Reproduce every entry exactly as shown.

## start TASK DATA

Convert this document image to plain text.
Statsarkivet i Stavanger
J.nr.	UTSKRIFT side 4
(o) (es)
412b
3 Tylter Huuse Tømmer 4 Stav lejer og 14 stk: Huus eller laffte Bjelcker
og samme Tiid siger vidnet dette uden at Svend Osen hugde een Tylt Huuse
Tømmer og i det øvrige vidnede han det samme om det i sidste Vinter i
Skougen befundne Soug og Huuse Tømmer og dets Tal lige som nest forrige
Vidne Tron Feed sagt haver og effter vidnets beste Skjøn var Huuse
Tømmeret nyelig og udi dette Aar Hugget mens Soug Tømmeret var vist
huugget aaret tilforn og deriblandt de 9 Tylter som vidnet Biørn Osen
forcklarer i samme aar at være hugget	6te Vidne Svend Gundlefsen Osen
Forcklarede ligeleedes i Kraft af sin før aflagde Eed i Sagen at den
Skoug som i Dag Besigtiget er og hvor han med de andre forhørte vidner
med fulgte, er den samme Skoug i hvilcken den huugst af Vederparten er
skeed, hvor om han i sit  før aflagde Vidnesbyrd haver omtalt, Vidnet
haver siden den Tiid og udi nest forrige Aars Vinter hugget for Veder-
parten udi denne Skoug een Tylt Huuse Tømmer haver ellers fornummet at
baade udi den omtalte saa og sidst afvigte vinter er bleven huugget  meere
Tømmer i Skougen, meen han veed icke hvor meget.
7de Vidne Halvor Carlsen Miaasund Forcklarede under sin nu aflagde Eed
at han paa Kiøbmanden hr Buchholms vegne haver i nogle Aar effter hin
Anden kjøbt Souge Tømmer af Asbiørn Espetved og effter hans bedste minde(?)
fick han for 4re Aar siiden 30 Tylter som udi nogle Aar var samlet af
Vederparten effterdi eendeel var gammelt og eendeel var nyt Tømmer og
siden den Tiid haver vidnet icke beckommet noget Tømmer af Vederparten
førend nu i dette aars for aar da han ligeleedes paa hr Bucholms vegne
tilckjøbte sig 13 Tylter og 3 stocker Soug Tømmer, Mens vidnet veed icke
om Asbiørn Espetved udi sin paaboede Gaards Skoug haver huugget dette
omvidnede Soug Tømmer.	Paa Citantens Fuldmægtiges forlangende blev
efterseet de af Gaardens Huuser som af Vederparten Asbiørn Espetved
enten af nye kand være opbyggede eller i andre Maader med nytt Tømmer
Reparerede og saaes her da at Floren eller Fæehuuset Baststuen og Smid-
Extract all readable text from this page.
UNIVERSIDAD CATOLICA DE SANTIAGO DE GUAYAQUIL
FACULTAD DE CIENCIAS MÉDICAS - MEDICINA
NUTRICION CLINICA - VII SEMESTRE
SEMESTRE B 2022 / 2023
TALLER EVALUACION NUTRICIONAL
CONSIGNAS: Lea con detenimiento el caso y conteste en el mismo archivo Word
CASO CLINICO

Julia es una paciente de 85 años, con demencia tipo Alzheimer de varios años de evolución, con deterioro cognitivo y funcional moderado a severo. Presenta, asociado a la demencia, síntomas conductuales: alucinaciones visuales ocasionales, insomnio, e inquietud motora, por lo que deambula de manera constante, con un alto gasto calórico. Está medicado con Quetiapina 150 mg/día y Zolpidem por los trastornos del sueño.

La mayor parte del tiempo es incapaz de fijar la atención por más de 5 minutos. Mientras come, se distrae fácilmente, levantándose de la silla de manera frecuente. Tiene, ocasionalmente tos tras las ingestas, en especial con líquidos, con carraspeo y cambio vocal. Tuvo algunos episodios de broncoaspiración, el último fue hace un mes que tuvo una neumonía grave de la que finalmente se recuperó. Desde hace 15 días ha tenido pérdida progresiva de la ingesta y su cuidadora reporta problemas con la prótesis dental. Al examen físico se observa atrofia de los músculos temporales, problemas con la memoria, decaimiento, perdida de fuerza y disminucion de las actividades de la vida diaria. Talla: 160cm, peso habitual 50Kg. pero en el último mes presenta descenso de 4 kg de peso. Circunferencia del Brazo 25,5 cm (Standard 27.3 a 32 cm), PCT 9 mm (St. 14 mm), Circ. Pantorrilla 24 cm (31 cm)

## end TASK DATA

COMPLETE RESPONSE:
Convert this document image to plain text.
Statsarkivet i Stavanger
J.nr.	UTSKRIFT side 4
(o) (es)
412b
3 Tylter Huuse Tømmer 4 Stav lejer og 14 stk: Huus eller laffte Bjelcker
og samme Tiid siger vidnet dette uden at Svend Osen hugde een Tylt Huuse
Tømmer og i det øvrige vidnede han det samme om det i sidste Vinter i
Skougen befundne Soug og Huuse Tømmer og dets Tal lige som nest forrige
Vidne Tron Feed sagt haver og effter vidnets beste Skjøn var Huuse
Tømmeret nyelig og udi dette Aar Hugget mens Soug Tømmeret var vist
huugget aaret tilforn og deriblandt de 9 Tylter som vidnet Biørn Osen
forcklarer i samme aar at være hugget	6te Vidne Svend Gundlefsen Osen
Forcklarede ligeleedes i Kraft af sin før aflagde Eed i Sagen at den
Skoug som i Dag Besigtiget er og hvor han med de andre forhørte vidner
med fulgte, er den samme Skoug i hvilcken den huugst af Vederparten er
skeed, hvor om han i sit  før aflagde Vidnesbyrd haver omtalt, Vidnet
haver siden den Tiid og udi nest forrige Aars Vinter hugget for Veder-
parten udi denne Skoug een Tylt Huuse Tømmer haver ellers fornummet at
baade udi den omtalte saa og sidst afvigte vinter er bleven huugget  meere
Tømmer i Skougen, meen han veed icke hvor meget.
7de Vidne Halvor Carlsen Miaasund Forcklarede under sin nu aflagde Eed
at han paa Kiøbmanden hr Buchholms vegne haver i nogle Aar effter hin
Anden kjøbt Souge Tømmer af Asbiørn Espetved og effter hans bedste minde(?)
fick han for 4re Aar siiden 30 Tylter som udi nogle Aar var samlet af
Vederparten effterdi eendeel var gammelt og eendeel var nyt Tømmer og
siden den Tiid haver vidnet icke beckommet noget Tømmer af Vederparten
førend nu i dette aars for aar da han ligeleedes paa hr Bucholms vegne
tilckjøbte sig 13 Tylter og 3 stocker Soug Tømmer, Mens vidnet veed icke
om Asbiørn Espetved udi sin paaboede Gaards Skoug haver huugget dette
omvidnede Soug Tømmer.	Paa Citantens Fuldmægtiges forlangende blev
efterseet de af Gaardens Huuser som af Vederparten Asbiørn Espetved
enten af nye kand være opbyggede eller i andre Maader med nytt Tømmer
Reparerede og saaes her da at Floren eller Fæehuuset Baststuen og Smid-
Extract all readable text from this page.
UNIVERSIDAD CATOLICA DE SANTIAGO DE GUAYAQUIL
FACULTAD DE CIENCIAS MÉDICAS - MEDICINA
NUTRICION CLINICA - VII SEMESTRE
SEMESTRE B 2022 / 2023
TALLER EVALUACION NUTRICIONAL
CONSIGNAS: Lea con detenimiento el caso y conteste en el mismo archivo Word
CASO CLINICO

Julia es una paciente de 85 años, con demencia tipo Alzheimer de varios años de evolución, con deterioro cognitivo y funcional moderado a severo. Presenta, asociado a la demencia, síntomas conductuales: alucinaciones visuales ocasionales, insomnio, e inquietud motora, por lo que deambula de manera constante, con un alto gasto calórico. Está medicado con Quetiapina 150 mg/día y Zolpidem por los trastornos del sueño.

La mayor parte del tiempo es incapaz de fijar la atención por más de 5 minutos. Mientras come, se distrae fácilmente, levantándose de la silla de manera frecuente. Tiene, ocasionalmente tos tras las ingestas, en especial con líquidos, con carraspeo y cambio vocal. Tuvo algunos episodios de broncoaspiración, el último fue hace un mes que tuvo una neumonía grave de la que finalmente se recuperó. Desde hace 15 días ha tenido pérdida progresiva de la ingesta y su cuidadora reporta problemas con la prótesis dental. Al examen físico se observa atrofia de los músculos temporales, problemas con la memoria, decaimiento, perdida de fuerza y disminucion de las actividades de la vida diaria. Talla: 160cm, peso habitual 50Kg. pero en el último mes presenta descenso de 4 kg de peso. Circunferencia del Brazo 25,5 cm (Standard 27.3 a 32 cm), PCT 9 mm (St. 14 mm), Circ. Pantorrilla 24 cm (31 cm)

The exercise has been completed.